### Task prompt
Print the range of lines that opens with the line containing "Enumerate this screenshot's" and closes with the last line of the listing. Include both ends; print nothing more.

### Figure content listings
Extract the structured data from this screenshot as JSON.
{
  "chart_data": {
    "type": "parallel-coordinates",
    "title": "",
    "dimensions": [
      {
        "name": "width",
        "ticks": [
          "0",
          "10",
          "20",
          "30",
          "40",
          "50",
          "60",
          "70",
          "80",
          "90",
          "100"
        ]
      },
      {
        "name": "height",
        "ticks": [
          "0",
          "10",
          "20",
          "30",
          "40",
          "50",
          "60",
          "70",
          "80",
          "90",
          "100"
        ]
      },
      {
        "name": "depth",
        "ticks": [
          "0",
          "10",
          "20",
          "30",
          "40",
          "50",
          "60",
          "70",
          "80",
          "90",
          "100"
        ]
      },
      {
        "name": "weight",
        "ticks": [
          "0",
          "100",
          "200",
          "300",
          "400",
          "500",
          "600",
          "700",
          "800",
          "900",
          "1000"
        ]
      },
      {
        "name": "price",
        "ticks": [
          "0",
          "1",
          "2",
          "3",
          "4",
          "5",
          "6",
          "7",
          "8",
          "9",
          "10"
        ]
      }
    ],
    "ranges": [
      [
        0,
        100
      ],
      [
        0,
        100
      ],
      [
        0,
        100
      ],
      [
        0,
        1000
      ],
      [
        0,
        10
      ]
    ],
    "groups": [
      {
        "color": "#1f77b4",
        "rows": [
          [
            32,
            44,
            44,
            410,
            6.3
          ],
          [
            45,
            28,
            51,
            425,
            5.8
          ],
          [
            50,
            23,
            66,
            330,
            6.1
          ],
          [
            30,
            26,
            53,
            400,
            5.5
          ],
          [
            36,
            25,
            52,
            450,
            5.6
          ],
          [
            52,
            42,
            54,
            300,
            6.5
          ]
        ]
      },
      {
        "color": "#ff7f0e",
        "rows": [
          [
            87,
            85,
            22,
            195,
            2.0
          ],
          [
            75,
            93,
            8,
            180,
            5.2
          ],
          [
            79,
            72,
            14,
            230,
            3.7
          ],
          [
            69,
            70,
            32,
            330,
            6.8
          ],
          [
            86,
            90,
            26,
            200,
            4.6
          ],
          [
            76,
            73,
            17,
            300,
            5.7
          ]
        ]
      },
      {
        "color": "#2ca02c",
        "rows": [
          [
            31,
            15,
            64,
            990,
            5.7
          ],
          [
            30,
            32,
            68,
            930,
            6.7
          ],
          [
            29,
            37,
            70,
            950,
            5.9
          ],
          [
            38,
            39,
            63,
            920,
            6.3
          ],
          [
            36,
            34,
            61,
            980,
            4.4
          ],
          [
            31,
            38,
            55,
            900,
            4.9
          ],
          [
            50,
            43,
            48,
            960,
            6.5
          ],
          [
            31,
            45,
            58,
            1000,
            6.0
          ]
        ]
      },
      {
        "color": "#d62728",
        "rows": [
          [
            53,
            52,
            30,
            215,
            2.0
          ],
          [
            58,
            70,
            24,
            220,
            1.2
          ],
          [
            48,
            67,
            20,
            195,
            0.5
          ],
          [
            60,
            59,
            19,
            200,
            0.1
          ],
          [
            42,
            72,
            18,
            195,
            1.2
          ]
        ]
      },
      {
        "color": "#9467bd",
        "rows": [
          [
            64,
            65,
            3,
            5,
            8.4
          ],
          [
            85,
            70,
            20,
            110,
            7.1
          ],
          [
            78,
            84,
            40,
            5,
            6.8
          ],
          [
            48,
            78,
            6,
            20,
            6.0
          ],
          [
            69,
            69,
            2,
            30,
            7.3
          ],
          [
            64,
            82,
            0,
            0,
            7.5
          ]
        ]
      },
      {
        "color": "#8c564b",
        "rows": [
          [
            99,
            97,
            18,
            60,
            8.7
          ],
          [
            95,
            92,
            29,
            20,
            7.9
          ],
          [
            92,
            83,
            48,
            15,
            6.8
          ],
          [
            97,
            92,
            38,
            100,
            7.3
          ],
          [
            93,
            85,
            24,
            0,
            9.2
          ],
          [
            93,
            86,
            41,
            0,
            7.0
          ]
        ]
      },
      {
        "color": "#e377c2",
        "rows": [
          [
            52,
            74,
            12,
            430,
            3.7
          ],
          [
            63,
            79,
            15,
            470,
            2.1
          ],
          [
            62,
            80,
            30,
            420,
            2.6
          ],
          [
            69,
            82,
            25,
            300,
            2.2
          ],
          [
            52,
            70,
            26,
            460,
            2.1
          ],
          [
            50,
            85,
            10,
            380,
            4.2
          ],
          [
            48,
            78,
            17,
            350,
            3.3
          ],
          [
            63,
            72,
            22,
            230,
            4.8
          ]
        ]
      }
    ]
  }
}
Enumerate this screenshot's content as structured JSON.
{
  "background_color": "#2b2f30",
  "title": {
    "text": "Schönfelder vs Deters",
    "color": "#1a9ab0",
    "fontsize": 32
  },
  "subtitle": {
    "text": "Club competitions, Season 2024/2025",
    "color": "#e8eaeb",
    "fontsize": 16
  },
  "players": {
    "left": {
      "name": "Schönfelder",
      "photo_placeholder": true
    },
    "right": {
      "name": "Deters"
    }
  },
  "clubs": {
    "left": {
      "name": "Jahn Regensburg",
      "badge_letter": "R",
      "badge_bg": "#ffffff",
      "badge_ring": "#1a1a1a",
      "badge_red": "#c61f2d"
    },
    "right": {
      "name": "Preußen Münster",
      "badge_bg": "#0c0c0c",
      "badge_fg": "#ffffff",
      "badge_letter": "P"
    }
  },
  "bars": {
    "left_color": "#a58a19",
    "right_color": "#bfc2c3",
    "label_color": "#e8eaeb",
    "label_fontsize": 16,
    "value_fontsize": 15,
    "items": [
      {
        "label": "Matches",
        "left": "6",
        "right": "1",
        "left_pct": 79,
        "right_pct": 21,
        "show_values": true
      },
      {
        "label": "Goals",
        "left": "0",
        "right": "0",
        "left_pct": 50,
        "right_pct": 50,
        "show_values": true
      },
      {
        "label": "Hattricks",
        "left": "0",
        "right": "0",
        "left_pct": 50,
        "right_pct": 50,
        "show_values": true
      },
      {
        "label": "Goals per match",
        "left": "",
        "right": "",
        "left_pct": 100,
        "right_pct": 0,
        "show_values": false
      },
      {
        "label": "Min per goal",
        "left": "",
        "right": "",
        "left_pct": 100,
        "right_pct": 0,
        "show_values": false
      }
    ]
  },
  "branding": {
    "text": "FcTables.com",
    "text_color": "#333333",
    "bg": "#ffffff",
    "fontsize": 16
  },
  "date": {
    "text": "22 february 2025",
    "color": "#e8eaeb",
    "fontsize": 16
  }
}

### Finished exercise
Enumerate this screenshot's content as structured JSON.
{
  "background_color": "#2b2f30",
  "title": {
    "text": "Schönfelder vs Deters",
    "color": "#1a9ab0",
    "fontsize": 32
  },
  "subtitle": {
    "text": "Club competitions, Season 2024/2025",
    "color": "#e8eaeb",
    "fontsize": 16
  },
  "players": {
    "left": {
      "name": "Schönfelder",
      "photo_placeholder": true
    },
    "right": {
      "name": "Deters"
    }
  },
  "clubs": {
    "left": {
      "name": "Jahn Regensburg",
      "badge_letter": "R",
      "badge_bg": "#ffffff",
      "badge_ring": "#1a1a1a",
      "badge_red": "#c61f2d"
    },
    "right": {
      "name": "Preußen Münster",
      "badge_bg": "#0c0c0c",
      "badge_fg": "#ffffff",
      "badge_letter": "P"
    }
  },
  "bars": {
    "left_color": "#a58a19",
    "right_color": "#bfc2c3",
    "label_color": "#e8eaeb",
    "label_fontsize": 16,
    "value_fontsize": 15,
    "items": [
      {
        "label": "Matches",
        "left": "6",
        "right": "1",
        "left_pct": 79,
        "right_pct": 21,
        "show_values": true
      },
      {
        "label": "Goals",
        "left": "0",
        "right": "0",
        "left_pct": 50,
        "right_pct": 50,
        "show_values": true
      },
      {
        "label": "Hattricks",
        "left": "0",
        "right": "0",
        "left_pct": 50,
        "right_pct": 50,
        "show_values": true
      },
      {
        "label": "Goals per match",
        "left": "",
        "right": "",
        "left_pct": 100,
        "right_pct": 0,
        "show_values": false
      },
      {
        "label": "Min per goal",
        "left": "",
        "right": "",
        "left_pct": 100,
        "right_pct": 0,
        "show_values": false
      }
    ]
  },
  "branding": {
    "text": "FcTables.com",
    "text_color": "#333333",
    "bg": "#ffffff",
    "fontsize": 16
  },
  "date": {
    "text": "22 february 2025",
    "color": "#e8eaeb",
    "fontsize": 16
  }
}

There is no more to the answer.